How many lines hold the string "title"? Give only the number.

>> begin GIVEN ENTRIES

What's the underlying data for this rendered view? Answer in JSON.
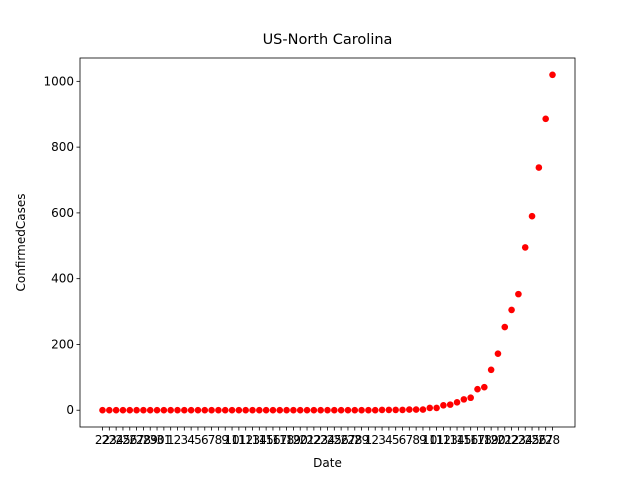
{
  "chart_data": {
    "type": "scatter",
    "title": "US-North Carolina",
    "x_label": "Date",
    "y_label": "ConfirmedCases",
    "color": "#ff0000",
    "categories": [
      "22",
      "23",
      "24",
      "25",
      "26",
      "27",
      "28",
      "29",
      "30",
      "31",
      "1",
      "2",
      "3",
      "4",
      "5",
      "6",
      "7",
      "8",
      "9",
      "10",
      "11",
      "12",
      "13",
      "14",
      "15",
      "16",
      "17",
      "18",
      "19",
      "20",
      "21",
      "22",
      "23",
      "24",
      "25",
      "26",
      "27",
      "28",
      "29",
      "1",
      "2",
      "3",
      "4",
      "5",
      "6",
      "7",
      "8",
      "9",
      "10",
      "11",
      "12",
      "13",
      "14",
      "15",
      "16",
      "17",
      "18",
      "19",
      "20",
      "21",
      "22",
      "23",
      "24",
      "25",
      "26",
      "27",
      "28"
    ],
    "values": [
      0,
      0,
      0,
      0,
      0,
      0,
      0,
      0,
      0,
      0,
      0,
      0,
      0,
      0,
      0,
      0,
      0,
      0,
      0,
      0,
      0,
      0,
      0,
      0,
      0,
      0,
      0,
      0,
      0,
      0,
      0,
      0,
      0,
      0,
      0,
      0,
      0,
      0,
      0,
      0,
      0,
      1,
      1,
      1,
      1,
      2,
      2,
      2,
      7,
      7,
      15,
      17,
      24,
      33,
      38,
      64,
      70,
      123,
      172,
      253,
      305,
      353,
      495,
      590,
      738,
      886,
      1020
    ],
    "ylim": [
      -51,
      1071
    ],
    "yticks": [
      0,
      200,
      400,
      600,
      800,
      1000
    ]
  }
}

>> end GIVEN ENTRIES
>> begin GIVEN ENTRIES

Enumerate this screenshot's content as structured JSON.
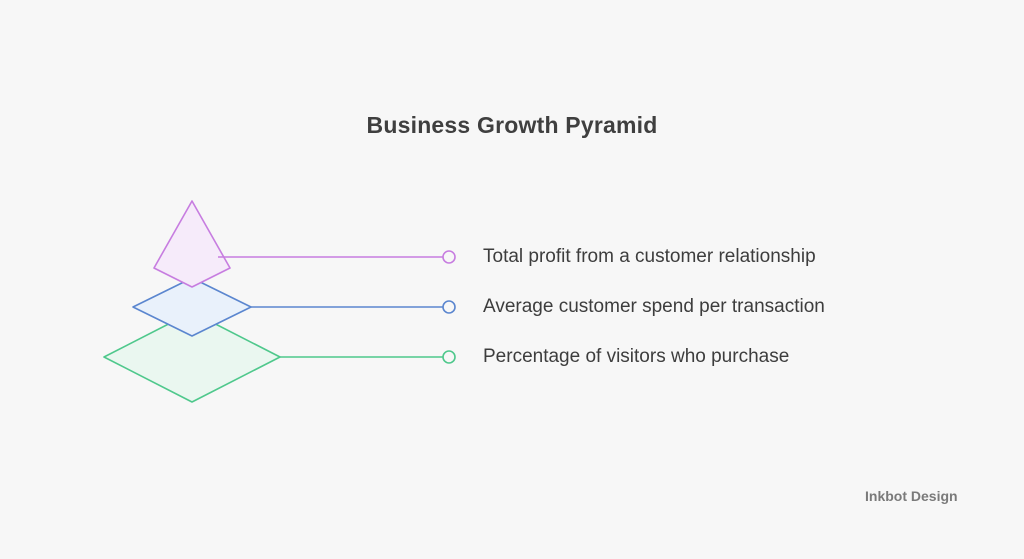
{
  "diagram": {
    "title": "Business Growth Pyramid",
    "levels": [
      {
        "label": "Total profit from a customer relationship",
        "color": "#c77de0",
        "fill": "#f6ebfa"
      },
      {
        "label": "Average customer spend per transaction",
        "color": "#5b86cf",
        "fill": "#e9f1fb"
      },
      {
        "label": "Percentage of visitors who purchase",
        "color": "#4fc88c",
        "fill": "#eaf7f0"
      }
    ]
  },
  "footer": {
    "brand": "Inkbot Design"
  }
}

>> end GIVEN ENTRIES

- _PROBLEM SOLUTION_:
2